[Dataset entries]
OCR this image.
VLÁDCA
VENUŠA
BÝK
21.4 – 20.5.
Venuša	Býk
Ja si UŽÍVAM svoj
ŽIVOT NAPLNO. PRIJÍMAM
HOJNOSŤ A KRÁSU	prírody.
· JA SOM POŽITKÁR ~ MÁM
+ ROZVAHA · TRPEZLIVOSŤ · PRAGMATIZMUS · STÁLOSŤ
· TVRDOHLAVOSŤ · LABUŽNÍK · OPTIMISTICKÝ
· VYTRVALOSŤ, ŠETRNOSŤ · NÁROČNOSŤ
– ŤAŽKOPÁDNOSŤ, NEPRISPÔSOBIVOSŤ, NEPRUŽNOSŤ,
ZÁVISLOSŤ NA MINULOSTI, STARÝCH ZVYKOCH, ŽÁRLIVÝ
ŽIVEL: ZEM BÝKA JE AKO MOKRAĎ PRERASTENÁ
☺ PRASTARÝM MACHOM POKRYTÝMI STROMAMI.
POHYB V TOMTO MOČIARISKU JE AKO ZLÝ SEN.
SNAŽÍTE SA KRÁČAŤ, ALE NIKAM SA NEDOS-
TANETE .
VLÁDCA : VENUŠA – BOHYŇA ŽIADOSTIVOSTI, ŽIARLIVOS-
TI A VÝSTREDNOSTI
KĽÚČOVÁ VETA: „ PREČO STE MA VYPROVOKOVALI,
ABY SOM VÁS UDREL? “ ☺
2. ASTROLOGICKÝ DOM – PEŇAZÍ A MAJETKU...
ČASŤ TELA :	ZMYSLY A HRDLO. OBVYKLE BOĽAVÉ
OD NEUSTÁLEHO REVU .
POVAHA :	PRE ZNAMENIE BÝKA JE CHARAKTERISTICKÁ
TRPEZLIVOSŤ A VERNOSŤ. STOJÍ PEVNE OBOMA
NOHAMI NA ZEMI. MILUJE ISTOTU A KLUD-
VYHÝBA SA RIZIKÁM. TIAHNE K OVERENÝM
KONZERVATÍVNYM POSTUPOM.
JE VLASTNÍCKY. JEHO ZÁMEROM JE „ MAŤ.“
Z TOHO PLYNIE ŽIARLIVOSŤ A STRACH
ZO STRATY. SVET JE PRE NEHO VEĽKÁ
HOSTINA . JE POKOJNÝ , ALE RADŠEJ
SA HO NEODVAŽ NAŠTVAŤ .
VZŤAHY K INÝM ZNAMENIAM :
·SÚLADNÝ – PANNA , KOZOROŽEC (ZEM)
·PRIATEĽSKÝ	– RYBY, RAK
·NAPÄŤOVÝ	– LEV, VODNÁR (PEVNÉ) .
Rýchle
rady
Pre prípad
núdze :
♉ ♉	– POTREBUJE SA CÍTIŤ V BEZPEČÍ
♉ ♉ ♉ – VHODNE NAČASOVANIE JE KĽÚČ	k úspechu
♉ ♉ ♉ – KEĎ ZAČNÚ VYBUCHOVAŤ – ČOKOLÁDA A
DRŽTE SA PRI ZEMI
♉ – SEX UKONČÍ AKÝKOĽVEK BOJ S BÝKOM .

* Given request:
Please reproduce each line exactly as written.

* Full answer:
OCR this image.
VLÁDCA
VENUŠA
BÝK
21.4 – 20.5.
Venuša	Býk
Ja si UŽÍVAM svoj
ŽIVOT NAPLNO. PRIJÍMAM
HOJNOSŤ A KRÁSU	prírody.
· JA SOM POŽITKÁR ~ MÁM
+ ROZVAHA · TRPEZLIVOSŤ · PRAGMATIZMUS · STÁLOSŤ
· TVRDOHLAVOSŤ · LABUŽNÍK · OPTIMISTICKÝ
· VYTRVALOSŤ, ŠETRNOSŤ · NÁROČNOSŤ
– ŤAŽKOPÁDNOSŤ, NEPRISPÔSOBIVOSŤ, NEPRUŽNOSŤ,
ZÁVISLOSŤ NA MINULOSTI, STARÝCH ZVYKOCH, ŽÁRLIVÝ
ŽIVEL: ZEM BÝKA JE AKO MOKRAĎ PRERASTENÁ
☺ PRASTARÝM MACHOM POKRYTÝMI STROMAMI.
POHYB V TOMTO MOČIARISKU JE AKO ZLÝ SEN.
SNAŽÍTE SA KRÁČAŤ, ALE NIKAM SA NEDOS-
TANETE .
VLÁDCA : VENUŠA – BOHYŇA ŽIADOSTIVOSTI, ŽIARLIVOS-
TI A VÝSTREDNOSTI
KĽÚČOVÁ VETA: „ PREČO STE MA VYPROVOKOVALI,
ABY SOM VÁS UDREL? “ ☺
2. ASTROLOGICKÝ DOM – PEŇAZÍ A MAJETKU...
ČASŤ TELA :	ZMYSLY A HRDLO. OBVYKLE BOĽAVÉ
OD NEUSTÁLEHO REVU .
POVAHA :	PRE ZNAMENIE BÝKA JE CHARAKTERISTICKÁ
TRPEZLIVOSŤ A VERNOSŤ. STOJÍ PEVNE OBOMA
NOHAMI NA ZEMI. MILUJE ISTOTU A KLUD-
VYHÝBA SA RIZIKÁM. TIAHNE K OVERENÝM
KONZERVATÍVNYM POSTUPOM.
JE VLASTNÍCKY. JEHO ZÁMEROM JE „ MAŤ.“
Z TOHO PLYNIE ŽIARLIVOSŤ A STRACH
ZO STRATY. SVET JE PRE NEHO VEĽKÁ
HOSTINA . JE POKOJNÝ , ALE RADŠEJ
SA HO NEODVAŽ NAŠTVAŤ .
VZŤAHY K INÝM ZNAMENIAM :
·SÚLADNÝ – PANNA , KOZOROŽEC (ZEM)
·PRIATEĽSKÝ	– RYBY, RAK
·NAPÄŤOVÝ	– LEV, VODNÁR (PEVNÉ) .
Rýchle
rady
Pre prípad
núdze :
♉ ♉	– POTREBUJE SA CÍTIŤ V BEZPEČÍ
♉ ♉ ♉ – VHODNE NAČASOVANIE JE KĽÚČ	k úspechu
♉ ♉ ♉ – KEĎ ZAČNÚ VYBUCHOVAŤ – ČOKOLÁDA A
DRŽTE SA PRI ZEMI
♉ – SEX UKONČÍ AKÝKOĽVEK BOJ S BÝKOM .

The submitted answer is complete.